▶ **TASK BRIEF**
With images excluded, write out each entry below exactly as given.
*** DATA EXTRACTS ***
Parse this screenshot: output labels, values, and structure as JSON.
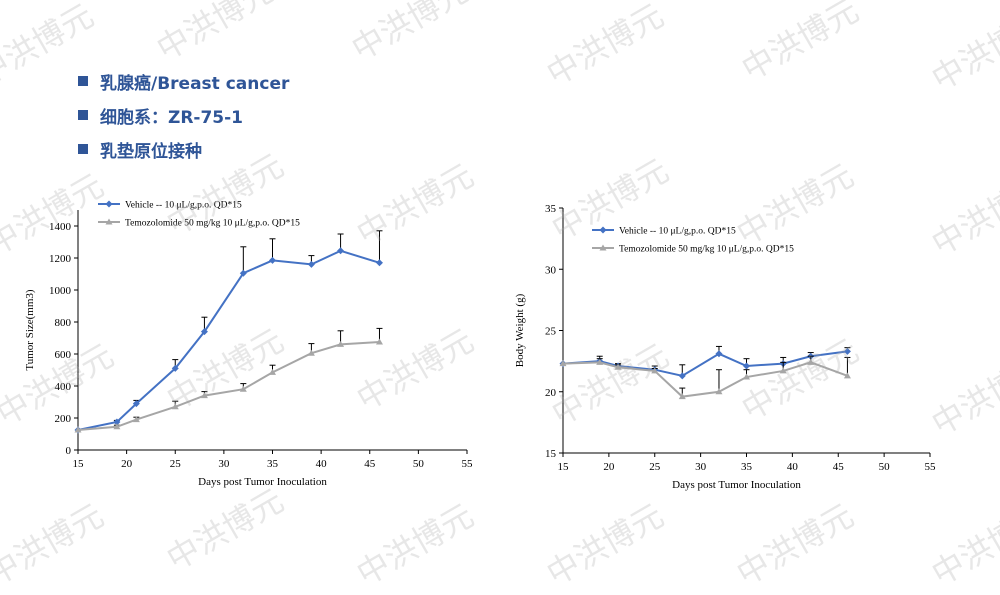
{
  "header": {
    "items": [
      "乳腺癌/Breast cancer",
      "细胞系：ZR-75-1",
      "乳垫原位接种"
    ]
  },
  "watermark": "中洪博元",
  "colors": {
    "accent": "#2F5597",
    "vehicle": "#4472C4",
    "temozolomide": "#A6A6A6"
  },
  "chart_data": [
    {
      "type": "line",
      "xlabel": "Days post Tumor Inoculation",
      "ylabel": "Tumor Size(mm3)",
      "xlim": [
        15,
        55
      ],
      "ylim": [
        0,
        1500
      ],
      "xticks": [
        15,
        20,
        25,
        30,
        35,
        40,
        45,
        50,
        55
      ],
      "yticks": [
        0,
        200,
        400,
        600,
        800,
        1000,
        1200,
        1400
      ],
      "legend_position": "top-left",
      "series": [
        {
          "name": "Vehicle -- 10 μL/g,p.o. QD*15",
          "marker": "diamond",
          "x": [
            15,
            19,
            21,
            25,
            28,
            32,
            35,
            39,
            42,
            46
          ],
          "y": [
            125,
            175,
            290,
            510,
            740,
            1105,
            1185,
            1160,
            1245,
            1170
          ],
          "err": [
            0,
            10,
            20,
            55,
            90,
            165,
            135,
            55,
            105,
            200
          ]
        },
        {
          "name": "Temozolomide 50 mg/kg 10 μL/g,p.o. QD*15",
          "marker": "triangle",
          "x": [
            15,
            19,
            21,
            25,
            28,
            32,
            35,
            39,
            42,
            46
          ],
          "y": [
            125,
            145,
            190,
            270,
            340,
            380,
            485,
            605,
            660,
            675
          ],
          "err": [
            0,
            10,
            15,
            35,
            25,
            35,
            45,
            60,
            85,
            85
          ]
        }
      ]
    },
    {
      "type": "line",
      "xlabel": "Days post Tumor Inoculation",
      "ylabel": "Body Weight (g)",
      "xlim": [
        15,
        55
      ],
      "ylim": [
        15,
        35
      ],
      "xticks": [
        15,
        20,
        25,
        30,
        35,
        40,
        45,
        50,
        55
      ],
      "yticks": [
        15,
        20,
        25,
        30,
        35
      ],
      "legend_position": "top-left",
      "series": [
        {
          "name": "Vehicle -- 10 μL/g,p.o. QD*15",
          "marker": "diamond",
          "x": [
            15,
            19,
            21,
            25,
            28,
            32,
            35,
            39,
            42,
            46
          ],
          "y": [
            22.3,
            22.5,
            22.1,
            21.8,
            21.3,
            23.1,
            22.1,
            22.3,
            22.9,
            23.3
          ],
          "err": [
            0,
            0.4,
            0.2,
            0.3,
            0.9,
            0.6,
            0.6,
            0.5,
            0.3,
            0.3
          ]
        },
        {
          "name": "Temozolomide 50 mg/kg 10 μL/g,p.o. QD*15",
          "marker": "triangle",
          "x": [
            15,
            19,
            21,
            25,
            28,
            32,
            35,
            39,
            42,
            46
          ],
          "y": [
            22.3,
            22.4,
            22.0,
            21.7,
            19.6,
            20.0,
            21.2,
            21.7,
            22.4,
            21.3
          ],
          "err": [
            0,
            0.3,
            0.2,
            0.2,
            0.7,
            1.8,
            0.6,
            0.7,
            0.5,
            1.5
          ]
        }
      ]
    }
  ]
}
*** End of DATA EXTRACTS ***
▶ **TASK RESPONSE**
Parse this screenshot: output labels, values, and structure as JSON.
{
  "header": {
    "items": [
      "乳腺癌/Breast cancer",
      "细胞系：ZR-75-1",
      "乳垫原位接种"
    ]
  },
  "watermark": "中洪博元",
  "colors": {
    "accent": "#2F5597",
    "vehicle": "#4472C4",
    "temozolomide": "#A6A6A6"
  },
  "chart_data": [
    {
      "type": "line",
      "xlabel": "Days post Tumor Inoculation",
      "ylabel": "Tumor Size(mm3)",
      "xlim": [
        15,
        55
      ],
      "ylim": [
        0,
        1500
      ],
      "xticks": [
        15,
        20,
        25,
        30,
        35,
        40,
        45,
        50,
        55
      ],
      "yticks": [
        0,
        200,
        400,
        600,
        800,
        1000,
        1200,
        1400
      ],
      "legend_position": "top-left",
      "series": [
        {
          "name": "Vehicle -- 10 μL/g,p.o. QD*15",
          "marker": "diamond",
          "x": [
            15,
            19,
            21,
            25,
            28,
            32,
            35,
            39,
            42,
            46
          ],
          "y": [
            125,
            175,
            290,
            510,
            740,
            1105,
            1185,
            1160,
            1245,
            1170
          ],
          "err": [
            0,
            10,
            20,
            55,
            90,
            165,
            135,
            55,
            105,
            200
          ]
        },
        {
          "name": "Temozolomide 50 mg/kg 10 μL/g,p.o. QD*15",
          "marker": "triangle",
          "x": [
            15,
            19,
            21,
            25,
            28,
            32,
            35,
            39,
            42,
            46
          ],
          "y": [
            125,
            145,
            190,
            270,
            340,
            380,
            485,
            605,
            660,
            675
          ],
          "err": [
            0,
            10,
            15,
            35,
            25,
            35,
            45,
            60,
            85,
            85
          ]
        }
      ]
    },
    {
      "type": "line",
      "xlabel": "Days post Tumor Inoculation",
      "ylabel": "Body Weight (g)",
      "xlim": [
        15,
        55
      ],
      "ylim": [
        15,
        35
      ],
      "xticks": [
        15,
        20,
        25,
        30,
        35,
        40,
        45,
        50,
        55
      ],
      "yticks": [
        15,
        20,
        25,
        30,
        35
      ],
      "legend_position": "top-left",
      "series": [
        {
          "name": "Vehicle -- 10 μL/g,p.o. QD*15",
          "marker": "diamond",
          "x": [
            15,
            19,
            21,
            25,
            28,
            32,
            35,
            39,
            42,
            46
          ],
          "y": [
            22.3,
            22.5,
            22.1,
            21.8,
            21.3,
            23.1,
            22.1,
            22.3,
            22.9,
            23.3
          ],
          "err": [
            0,
            0.4,
            0.2,
            0.3,
            0.9,
            0.6,
            0.6,
            0.5,
            0.3,
            0.3
          ]
        },
        {
          "name": "Temozolomide 50 mg/kg 10 μL/g,p.o. QD*15",
          "marker": "triangle",
          "x": [
            15,
            19,
            21,
            25,
            28,
            32,
            35,
            39,
            42,
            46
          ],
          "y": [
            22.3,
            22.4,
            22.0,
            21.7,
            19.6,
            20.0,
            21.2,
            21.7,
            22.4,
            21.3
          ],
          "err": [
            0,
            0.3,
            0.2,
            0.2,
            0.7,
            1.8,
            0.6,
            0.7,
            0.5,
            1.5
          ]
        }
      ]
    }
  ]
}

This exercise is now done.